▸ **Exercise requirements**:
Extract each line from the entries below that has the string "我们可以采取一系列科学高效的栽培管理措施" in it.

-- Items start --

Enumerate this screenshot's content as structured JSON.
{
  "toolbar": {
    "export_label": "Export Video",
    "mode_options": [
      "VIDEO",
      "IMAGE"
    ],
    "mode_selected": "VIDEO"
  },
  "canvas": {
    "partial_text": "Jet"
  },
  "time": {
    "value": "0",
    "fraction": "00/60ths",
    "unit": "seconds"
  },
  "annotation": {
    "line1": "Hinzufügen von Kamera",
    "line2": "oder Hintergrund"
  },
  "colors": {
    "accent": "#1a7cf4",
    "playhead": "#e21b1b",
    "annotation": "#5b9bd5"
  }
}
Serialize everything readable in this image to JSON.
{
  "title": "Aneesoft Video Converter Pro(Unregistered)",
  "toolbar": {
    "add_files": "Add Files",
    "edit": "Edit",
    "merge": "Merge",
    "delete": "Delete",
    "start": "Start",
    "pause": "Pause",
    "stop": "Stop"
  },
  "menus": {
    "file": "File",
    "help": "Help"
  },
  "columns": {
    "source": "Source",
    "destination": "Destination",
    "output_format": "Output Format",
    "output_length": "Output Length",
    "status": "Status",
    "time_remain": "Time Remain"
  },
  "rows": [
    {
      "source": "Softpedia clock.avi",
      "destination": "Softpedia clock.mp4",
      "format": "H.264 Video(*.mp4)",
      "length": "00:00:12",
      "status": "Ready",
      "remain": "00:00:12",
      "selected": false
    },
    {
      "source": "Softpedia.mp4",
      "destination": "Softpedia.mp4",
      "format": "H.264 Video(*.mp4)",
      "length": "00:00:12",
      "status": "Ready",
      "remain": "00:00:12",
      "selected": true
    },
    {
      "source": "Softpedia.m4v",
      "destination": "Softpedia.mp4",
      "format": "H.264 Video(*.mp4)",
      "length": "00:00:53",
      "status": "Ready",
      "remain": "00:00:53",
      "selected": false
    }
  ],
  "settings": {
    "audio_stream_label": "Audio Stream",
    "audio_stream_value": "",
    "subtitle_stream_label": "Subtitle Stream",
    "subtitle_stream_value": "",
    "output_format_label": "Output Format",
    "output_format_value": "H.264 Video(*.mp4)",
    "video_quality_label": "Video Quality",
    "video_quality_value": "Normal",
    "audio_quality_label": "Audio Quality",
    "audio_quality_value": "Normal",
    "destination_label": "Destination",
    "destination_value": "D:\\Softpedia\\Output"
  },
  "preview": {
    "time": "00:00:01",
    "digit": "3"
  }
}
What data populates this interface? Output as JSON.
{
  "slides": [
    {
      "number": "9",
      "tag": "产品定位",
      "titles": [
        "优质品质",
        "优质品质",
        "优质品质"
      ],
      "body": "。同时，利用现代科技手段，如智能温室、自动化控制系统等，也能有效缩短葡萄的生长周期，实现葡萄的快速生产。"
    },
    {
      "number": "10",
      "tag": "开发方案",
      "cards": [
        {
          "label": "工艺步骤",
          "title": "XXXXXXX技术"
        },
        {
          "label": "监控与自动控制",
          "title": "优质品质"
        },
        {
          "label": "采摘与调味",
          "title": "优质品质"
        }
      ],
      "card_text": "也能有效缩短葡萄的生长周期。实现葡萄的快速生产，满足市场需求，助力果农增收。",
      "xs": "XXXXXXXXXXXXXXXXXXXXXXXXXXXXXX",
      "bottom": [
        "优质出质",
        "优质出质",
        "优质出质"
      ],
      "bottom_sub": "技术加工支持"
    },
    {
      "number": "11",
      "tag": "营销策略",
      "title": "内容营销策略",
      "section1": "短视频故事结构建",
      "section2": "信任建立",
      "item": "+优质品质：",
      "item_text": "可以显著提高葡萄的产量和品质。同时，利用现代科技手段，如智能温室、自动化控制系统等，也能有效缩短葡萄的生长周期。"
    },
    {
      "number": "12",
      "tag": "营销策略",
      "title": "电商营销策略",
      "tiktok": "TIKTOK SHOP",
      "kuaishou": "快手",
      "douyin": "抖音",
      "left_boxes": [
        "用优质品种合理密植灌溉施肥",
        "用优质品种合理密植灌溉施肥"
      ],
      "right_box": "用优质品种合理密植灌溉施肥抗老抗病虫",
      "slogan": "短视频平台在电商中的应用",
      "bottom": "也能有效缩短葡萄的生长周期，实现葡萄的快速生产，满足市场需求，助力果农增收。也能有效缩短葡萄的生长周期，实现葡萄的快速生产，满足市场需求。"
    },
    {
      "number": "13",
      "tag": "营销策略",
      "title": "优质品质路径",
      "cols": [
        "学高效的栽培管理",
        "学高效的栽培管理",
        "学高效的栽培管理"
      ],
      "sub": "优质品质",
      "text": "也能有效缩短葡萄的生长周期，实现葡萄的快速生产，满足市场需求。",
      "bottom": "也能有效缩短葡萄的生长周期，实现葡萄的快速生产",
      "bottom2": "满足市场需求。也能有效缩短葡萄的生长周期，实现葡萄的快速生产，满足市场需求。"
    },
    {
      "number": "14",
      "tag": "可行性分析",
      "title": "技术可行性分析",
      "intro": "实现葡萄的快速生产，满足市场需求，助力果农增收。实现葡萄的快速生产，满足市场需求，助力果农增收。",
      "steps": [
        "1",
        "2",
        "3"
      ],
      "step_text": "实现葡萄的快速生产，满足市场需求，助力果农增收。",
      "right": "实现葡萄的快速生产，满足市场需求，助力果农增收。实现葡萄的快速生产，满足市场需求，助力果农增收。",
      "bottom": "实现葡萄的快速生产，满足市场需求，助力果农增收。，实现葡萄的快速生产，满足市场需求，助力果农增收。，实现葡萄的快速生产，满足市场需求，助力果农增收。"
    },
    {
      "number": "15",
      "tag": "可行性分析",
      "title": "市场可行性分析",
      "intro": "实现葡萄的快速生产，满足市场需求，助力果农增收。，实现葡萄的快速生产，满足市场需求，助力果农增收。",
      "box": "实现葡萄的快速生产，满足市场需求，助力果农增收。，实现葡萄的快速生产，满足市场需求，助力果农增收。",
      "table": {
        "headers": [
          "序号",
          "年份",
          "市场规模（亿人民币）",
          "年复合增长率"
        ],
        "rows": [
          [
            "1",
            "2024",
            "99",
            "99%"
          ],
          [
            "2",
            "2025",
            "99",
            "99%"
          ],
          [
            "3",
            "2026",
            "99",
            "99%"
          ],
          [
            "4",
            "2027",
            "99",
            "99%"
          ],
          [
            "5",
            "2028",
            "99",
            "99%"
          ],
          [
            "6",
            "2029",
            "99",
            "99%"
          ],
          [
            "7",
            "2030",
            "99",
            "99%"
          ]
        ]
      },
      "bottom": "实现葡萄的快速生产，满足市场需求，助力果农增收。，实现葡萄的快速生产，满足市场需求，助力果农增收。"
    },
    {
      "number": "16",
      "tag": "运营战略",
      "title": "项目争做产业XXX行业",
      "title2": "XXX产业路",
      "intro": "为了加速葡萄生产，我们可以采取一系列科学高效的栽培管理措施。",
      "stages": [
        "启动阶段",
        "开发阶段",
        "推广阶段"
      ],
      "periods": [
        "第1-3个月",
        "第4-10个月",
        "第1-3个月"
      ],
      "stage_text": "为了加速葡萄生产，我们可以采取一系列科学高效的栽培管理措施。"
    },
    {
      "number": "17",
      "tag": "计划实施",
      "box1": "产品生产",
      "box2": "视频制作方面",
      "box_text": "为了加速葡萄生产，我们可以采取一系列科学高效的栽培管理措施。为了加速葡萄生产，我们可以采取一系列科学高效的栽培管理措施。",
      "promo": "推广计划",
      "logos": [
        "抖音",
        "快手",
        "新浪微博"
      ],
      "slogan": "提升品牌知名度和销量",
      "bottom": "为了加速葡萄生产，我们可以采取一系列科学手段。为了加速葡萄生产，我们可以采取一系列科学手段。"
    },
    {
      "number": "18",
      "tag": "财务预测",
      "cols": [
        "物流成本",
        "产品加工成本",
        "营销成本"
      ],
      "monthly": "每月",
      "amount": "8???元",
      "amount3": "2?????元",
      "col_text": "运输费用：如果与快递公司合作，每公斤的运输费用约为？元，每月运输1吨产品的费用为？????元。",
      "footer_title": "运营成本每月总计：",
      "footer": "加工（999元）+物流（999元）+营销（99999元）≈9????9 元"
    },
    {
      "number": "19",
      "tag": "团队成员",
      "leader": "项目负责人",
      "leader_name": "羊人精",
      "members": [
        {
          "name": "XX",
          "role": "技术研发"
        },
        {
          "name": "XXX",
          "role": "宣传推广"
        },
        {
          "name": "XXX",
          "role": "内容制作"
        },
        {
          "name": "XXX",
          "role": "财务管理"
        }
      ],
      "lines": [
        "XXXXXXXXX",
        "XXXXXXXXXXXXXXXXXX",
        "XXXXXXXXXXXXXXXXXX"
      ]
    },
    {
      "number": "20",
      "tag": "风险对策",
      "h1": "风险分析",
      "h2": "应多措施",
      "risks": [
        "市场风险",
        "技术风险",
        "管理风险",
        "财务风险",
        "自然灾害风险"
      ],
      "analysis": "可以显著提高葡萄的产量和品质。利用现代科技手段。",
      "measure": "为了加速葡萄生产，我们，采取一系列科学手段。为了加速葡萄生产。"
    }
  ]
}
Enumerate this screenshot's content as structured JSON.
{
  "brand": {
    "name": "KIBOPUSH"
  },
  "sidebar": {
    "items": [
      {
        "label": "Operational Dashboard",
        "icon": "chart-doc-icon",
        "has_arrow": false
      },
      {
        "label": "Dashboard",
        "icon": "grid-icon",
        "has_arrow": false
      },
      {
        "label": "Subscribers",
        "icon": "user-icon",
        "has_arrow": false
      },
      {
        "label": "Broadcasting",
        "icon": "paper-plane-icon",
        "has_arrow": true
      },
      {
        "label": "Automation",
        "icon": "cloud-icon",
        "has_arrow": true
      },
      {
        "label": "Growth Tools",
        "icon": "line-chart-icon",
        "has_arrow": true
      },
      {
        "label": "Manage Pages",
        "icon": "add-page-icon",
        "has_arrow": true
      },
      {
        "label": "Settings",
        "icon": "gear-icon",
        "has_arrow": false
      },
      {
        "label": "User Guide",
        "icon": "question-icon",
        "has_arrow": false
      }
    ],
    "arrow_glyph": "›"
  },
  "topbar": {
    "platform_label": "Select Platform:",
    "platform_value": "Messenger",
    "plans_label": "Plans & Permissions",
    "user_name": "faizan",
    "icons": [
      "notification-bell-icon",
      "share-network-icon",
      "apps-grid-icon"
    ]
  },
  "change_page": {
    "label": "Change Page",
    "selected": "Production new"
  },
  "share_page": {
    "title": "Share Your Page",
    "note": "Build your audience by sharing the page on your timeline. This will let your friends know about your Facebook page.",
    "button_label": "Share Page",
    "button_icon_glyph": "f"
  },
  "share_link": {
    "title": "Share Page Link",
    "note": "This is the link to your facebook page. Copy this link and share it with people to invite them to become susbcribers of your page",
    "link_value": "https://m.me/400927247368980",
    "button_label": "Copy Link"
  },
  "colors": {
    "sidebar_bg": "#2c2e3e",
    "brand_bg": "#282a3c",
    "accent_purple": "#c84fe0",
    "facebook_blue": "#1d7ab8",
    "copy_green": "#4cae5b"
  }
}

-- Items end --

▸ **Task response**:
      "intro": "为了加速葡萄生产，我们可以采取一系列科学高效的栽培管理措施。",
      "stage_text": "为了加速葡萄生产，我们可以采取一系列科学高效的栽培管理措施。"
      "box_text": "为了加速葡萄生产，我们可以采取一系列科学高效的栽培管理措施。为了加速葡萄生产，我们可以采取一系列科学高效的栽培管理措施。",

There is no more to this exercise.